_Job_
Whenever a line contains the string "laborales", copy it out of the entries.
## Begin Records to use
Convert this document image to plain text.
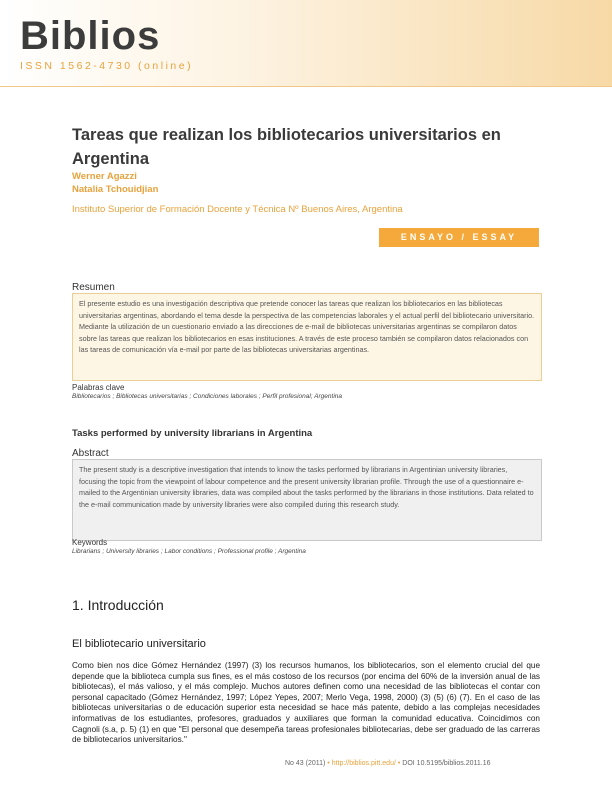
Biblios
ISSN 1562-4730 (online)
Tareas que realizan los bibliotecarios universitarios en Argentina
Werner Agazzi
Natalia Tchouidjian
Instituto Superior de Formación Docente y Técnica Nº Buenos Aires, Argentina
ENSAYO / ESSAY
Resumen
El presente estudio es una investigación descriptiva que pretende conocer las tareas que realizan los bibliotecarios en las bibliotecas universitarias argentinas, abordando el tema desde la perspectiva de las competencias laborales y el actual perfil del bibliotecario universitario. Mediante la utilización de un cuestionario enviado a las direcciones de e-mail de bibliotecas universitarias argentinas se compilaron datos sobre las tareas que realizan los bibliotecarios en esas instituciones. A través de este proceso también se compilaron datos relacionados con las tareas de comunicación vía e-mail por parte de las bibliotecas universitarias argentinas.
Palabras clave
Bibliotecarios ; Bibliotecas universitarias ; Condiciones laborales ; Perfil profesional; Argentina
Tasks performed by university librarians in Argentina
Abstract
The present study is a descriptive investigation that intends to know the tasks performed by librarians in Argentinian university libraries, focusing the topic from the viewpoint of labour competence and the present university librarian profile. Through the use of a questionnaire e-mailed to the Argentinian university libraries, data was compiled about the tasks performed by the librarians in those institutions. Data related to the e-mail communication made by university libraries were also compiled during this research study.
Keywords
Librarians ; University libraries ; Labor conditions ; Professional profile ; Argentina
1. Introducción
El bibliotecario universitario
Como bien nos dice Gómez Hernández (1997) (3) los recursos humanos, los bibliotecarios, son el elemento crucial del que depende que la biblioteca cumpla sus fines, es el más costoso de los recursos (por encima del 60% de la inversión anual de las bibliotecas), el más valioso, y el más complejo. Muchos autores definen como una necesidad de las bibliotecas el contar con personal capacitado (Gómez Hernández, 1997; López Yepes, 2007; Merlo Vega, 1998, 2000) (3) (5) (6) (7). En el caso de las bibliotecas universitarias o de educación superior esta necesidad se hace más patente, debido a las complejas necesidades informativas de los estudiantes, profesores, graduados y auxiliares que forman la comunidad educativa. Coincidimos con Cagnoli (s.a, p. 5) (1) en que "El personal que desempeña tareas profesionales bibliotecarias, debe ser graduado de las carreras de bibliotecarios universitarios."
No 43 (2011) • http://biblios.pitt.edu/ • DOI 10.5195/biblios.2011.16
## End Records to use
_Expected answer_
El presente estudio es una investigación descriptiva que pretende conocer las tareas que realizan los bibliotecarios en las bibliotecas universitarias argentinas, abordando el tema desde la perspectiva de las competencias laborales y el actual perfil del bibliotecario universitario. Mediante la utilización de un cuestionario enviado a las direcciones de e-mail de bibliotecas universitarias argentinas se compilaron datos sobre las tareas que realizan los bibliotecarios en esas instituciones. A través de este proceso también se compilaron datos relacionados con las tareas de comunicación vía e-mail por parte de las bibliotecas universitarias argentinas.
Bibliotecarios ; Bibliotecas universitarias ; Condiciones laborales ; Perfil profesional; Argentina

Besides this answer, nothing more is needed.